### What you need to do
Bring together all lines of the material below that contain the string "Louruz".

### Raw data
_ _ _ _ _ _ _
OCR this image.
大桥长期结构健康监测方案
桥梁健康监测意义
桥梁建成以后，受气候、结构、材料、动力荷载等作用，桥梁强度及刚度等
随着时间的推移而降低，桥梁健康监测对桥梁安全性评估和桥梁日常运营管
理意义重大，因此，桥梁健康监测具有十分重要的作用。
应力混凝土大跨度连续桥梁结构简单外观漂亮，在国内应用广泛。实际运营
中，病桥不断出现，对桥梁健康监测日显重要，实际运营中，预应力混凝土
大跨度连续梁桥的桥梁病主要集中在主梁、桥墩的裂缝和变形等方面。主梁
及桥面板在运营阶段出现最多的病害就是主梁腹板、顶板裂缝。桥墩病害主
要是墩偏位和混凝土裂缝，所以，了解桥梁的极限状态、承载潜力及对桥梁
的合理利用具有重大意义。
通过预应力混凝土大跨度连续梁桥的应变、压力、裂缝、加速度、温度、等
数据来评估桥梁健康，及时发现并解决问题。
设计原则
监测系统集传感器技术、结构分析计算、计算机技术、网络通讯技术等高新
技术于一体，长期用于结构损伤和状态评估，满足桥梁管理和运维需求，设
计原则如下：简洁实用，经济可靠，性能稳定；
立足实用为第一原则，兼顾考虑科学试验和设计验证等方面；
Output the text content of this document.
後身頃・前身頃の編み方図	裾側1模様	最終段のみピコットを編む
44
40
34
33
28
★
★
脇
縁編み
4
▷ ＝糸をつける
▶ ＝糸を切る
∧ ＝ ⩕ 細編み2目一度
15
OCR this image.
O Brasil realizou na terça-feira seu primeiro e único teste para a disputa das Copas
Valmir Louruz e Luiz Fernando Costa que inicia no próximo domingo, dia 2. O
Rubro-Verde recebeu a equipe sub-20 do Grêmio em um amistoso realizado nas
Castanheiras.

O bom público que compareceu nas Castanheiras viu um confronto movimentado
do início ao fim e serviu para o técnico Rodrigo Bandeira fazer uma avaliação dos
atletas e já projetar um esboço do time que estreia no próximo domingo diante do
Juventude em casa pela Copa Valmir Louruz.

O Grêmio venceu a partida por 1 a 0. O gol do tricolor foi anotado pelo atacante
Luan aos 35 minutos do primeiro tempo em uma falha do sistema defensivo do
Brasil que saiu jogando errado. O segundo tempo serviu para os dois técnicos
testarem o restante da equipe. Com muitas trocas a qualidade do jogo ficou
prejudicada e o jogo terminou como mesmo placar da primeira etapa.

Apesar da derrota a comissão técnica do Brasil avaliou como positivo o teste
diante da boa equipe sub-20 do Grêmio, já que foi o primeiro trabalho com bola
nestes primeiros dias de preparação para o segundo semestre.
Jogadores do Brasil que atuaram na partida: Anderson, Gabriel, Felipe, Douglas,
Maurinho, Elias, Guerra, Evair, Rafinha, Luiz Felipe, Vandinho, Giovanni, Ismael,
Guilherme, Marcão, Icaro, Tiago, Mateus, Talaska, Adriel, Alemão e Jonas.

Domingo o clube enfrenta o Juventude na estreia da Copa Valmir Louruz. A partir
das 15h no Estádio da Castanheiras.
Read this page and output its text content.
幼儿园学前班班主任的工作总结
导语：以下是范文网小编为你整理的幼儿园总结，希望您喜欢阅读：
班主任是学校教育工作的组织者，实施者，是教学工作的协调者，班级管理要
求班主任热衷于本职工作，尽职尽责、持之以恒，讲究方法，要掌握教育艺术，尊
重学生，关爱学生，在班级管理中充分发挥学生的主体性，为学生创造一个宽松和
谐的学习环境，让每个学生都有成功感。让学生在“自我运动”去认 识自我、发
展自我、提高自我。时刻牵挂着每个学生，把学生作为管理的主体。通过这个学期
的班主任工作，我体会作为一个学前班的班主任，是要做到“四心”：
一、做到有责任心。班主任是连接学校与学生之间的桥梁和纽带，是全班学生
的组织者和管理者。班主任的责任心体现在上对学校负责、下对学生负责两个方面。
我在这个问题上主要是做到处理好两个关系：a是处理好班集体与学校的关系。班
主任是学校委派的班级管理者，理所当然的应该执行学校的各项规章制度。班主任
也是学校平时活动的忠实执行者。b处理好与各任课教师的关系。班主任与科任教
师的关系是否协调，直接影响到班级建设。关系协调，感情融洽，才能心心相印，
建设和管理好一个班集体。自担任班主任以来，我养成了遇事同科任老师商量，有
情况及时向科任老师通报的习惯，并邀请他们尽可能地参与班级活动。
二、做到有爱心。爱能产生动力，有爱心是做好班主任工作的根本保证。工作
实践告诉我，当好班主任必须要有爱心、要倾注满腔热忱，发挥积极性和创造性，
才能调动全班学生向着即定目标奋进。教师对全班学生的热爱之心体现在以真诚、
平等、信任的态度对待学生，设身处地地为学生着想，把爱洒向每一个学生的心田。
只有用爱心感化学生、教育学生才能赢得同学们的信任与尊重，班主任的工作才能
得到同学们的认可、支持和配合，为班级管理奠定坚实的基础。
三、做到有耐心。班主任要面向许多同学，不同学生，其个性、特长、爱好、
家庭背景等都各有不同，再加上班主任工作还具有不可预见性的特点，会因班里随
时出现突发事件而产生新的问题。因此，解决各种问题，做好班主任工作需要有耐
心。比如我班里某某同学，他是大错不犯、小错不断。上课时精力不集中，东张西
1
_ _ _ _ _ _ _
### Final result
Valmir Louruz e Luiz Fernando Costa que inicia no próximo domingo, dia 2. O
Juventude em casa pela Copa Valmir Louruz.
Domingo o clube enfrenta o Juventude na estreia da Copa Valmir Louruz. A partir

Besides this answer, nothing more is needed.